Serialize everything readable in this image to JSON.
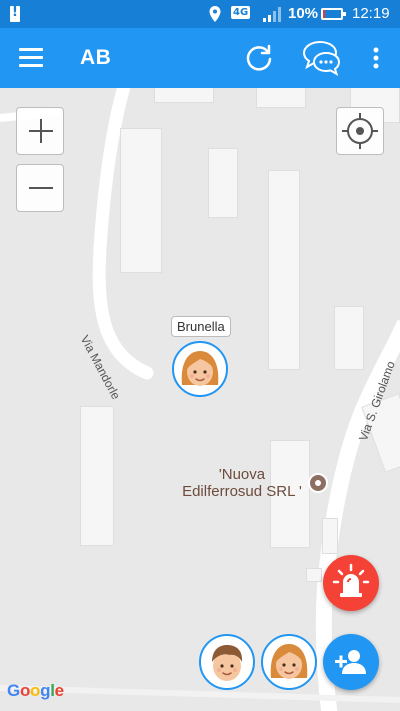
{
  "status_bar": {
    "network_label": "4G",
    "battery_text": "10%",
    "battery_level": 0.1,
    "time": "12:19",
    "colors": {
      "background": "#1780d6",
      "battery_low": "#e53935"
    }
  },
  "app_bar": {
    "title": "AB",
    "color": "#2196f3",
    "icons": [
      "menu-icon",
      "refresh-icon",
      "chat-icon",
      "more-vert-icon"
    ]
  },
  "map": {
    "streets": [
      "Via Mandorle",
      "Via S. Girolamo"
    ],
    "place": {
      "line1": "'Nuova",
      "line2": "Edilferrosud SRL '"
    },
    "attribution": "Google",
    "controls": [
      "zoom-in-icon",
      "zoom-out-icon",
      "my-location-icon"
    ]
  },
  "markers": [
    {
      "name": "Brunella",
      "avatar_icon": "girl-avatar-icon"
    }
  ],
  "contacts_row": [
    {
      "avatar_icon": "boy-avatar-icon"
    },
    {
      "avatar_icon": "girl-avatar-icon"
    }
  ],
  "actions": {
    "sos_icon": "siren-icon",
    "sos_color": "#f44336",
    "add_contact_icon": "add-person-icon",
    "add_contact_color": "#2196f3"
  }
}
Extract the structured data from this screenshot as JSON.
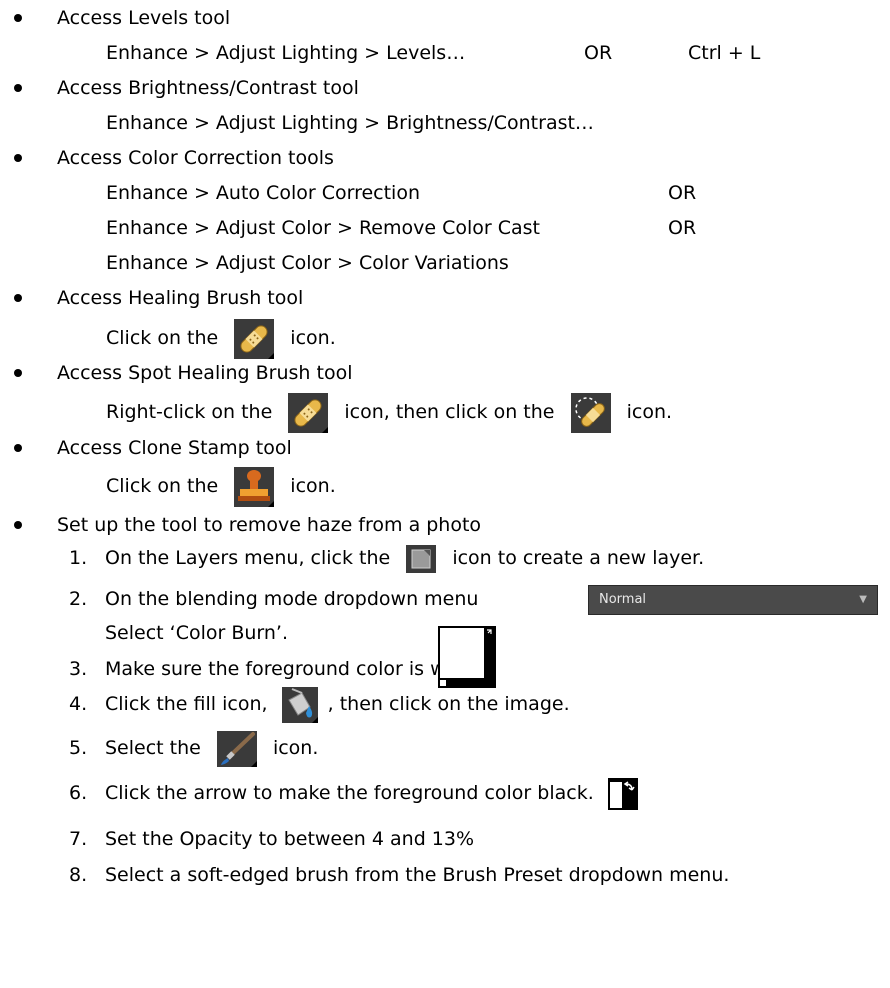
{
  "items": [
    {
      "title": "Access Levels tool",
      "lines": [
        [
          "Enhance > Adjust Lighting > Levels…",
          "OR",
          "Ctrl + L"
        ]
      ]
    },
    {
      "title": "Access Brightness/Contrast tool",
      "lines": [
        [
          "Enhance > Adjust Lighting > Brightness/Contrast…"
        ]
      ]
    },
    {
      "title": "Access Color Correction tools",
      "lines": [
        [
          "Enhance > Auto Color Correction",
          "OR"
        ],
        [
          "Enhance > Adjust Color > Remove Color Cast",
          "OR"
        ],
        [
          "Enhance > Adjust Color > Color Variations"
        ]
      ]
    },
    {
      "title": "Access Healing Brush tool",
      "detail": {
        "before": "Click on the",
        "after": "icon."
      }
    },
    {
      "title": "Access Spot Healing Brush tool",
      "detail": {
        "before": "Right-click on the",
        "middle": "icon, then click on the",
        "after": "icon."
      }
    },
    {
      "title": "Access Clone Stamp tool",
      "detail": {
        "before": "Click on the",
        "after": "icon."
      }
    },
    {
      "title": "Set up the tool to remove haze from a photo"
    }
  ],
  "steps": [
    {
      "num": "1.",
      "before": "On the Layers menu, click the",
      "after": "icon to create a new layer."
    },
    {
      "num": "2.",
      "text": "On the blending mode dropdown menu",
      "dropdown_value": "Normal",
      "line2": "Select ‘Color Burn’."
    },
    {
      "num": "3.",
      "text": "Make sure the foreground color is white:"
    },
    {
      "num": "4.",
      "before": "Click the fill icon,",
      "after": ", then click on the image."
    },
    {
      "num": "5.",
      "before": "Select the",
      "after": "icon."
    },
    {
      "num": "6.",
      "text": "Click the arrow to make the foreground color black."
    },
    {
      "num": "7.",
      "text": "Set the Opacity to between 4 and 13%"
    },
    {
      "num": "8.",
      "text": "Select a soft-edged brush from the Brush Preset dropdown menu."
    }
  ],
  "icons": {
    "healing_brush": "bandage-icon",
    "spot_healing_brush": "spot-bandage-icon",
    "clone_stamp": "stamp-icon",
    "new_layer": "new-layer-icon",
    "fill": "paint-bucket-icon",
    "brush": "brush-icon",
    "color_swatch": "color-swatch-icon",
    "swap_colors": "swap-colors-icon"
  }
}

◆ WHAT IS BEING ASKED
Which lines above contain the word "Lighting"? Copy each of them.

◆ EXERCISE SOLUTION
          "Enhance > Adjust Lighting > Levels…",
          "Enhance > Adjust Lighting > Brightness/Contrast…"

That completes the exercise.